(Source data)
--------

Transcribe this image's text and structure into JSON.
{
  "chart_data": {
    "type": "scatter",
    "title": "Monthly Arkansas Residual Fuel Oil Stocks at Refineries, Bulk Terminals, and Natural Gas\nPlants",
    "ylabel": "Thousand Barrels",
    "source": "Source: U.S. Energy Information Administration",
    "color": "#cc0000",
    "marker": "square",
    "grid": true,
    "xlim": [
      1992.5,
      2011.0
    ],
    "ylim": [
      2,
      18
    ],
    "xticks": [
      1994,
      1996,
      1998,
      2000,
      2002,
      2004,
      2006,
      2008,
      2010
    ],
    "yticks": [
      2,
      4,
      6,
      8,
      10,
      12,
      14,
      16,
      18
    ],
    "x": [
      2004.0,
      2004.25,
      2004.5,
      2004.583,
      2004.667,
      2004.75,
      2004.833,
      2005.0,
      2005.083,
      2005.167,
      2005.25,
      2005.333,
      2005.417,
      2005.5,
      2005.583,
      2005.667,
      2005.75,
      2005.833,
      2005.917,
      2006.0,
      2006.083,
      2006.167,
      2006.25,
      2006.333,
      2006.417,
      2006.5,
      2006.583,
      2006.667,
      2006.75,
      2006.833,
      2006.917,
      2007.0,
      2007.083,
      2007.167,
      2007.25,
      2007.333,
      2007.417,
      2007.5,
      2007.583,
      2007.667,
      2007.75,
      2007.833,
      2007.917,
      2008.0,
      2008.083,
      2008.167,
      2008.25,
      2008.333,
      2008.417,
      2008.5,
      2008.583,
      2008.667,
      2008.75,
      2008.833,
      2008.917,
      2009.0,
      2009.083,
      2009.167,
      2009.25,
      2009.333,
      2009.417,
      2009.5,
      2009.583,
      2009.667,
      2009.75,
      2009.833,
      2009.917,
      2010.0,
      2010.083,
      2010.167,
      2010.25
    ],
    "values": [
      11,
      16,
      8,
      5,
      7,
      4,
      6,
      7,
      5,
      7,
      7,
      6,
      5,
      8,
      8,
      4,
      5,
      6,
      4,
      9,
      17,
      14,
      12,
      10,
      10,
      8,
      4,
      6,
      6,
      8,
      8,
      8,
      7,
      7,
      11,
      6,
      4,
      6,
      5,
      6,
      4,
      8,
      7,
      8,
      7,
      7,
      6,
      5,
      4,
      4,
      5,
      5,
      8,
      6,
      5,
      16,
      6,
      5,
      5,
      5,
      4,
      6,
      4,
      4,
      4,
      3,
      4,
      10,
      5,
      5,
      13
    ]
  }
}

--------

# TASK TO CARRY OUT:
All of the data needs to be reproduced exactly, with no line missing.

# RESPONSE TO THIS EXERCISE:
Transcribe this image's text and structure into JSON.
{
  "chart_data": {
    "type": "scatter",
    "title": "Monthly Arkansas Residual Fuel Oil Stocks at Refineries, Bulk Terminals, and Natural Gas\nPlants",
    "ylabel": "Thousand Barrels",
    "source": "Source: U.S. Energy Information Administration",
    "color": "#cc0000",
    "marker": "square",
    "grid": true,
    "xlim": [
      1992.5,
      2011.0
    ],
    "ylim": [
      2,
      18
    ],
    "xticks": [
      1994,
      1996,
      1998,
      2000,
      2002,
      2004,
      2006,
      2008,
      2010
    ],
    "yticks": [
      2,
      4,
      6,
      8,
      10,
      12,
      14,
      16,
      18
    ],
    "x": [
      2004.0,
      2004.25,
      2004.5,
      2004.583,
      2004.667,
      2004.75,
      2004.833,
      2005.0,
      2005.083,
      2005.167,
      2005.25,
      2005.333,
      2005.417,
      2005.5,
      2005.583,
      2005.667,
      2005.75,
      2005.833,
      2005.917,
      2006.0,
      2006.083,
      2006.167,
      2006.25,
      2006.333,
      2006.417,
      2006.5,
      2006.583,
      2006.667,
      2006.75,
      2006.833,
      2006.917,
      2007.0,
      2007.083,
      2007.167,
      2007.25,
      2007.333,
      2007.417,
      2007.5,
      2007.583,
      2007.667,
      2007.75,
      2007.833,
      2007.917,
      2008.0,
      2008.083,
      2008.167,
      2008.25,
      2008.333,
      2008.417,
      2008.5,
      2008.583,
      2008.667,
      2008.75,
      2008.833,
      2008.917,
      2009.0,
      2009.083,
      2009.167,
      2009.25,
      2009.333,
      2009.417,
      2009.5,
      2009.583,
      2009.667,
      2009.75,
      2009.833,
      2009.917,
      2010.0,
      2010.083,
      2010.167,
      2010.25
    ],
    "values": [
      11,
      16,
      8,
      5,
      7,
      4,
      6,
      7,
      5,
      7,
      7,
      6,
      5,
      8,
      8,
      4,
      5,
      6,
      4,
      9,
      17,
      14,
      12,
      10,
      10,
      8,
      4,
      6,
      6,
      8,
      8,
      8,
      7,
      7,
      11,
      6,
      4,
      6,
      5,
      6,
      4,
      8,
      7,
      8,
      7,
      7,
      6,
      5,
      4,
      4,
      5,
      5,
      8,
      6,
      5,
      16,
      6,
      5,
      5,
      5,
      4,
      6,
      4,
      4,
      4,
      3,
      4,
      10,
      5,
      5,
      13
    ]
  }
}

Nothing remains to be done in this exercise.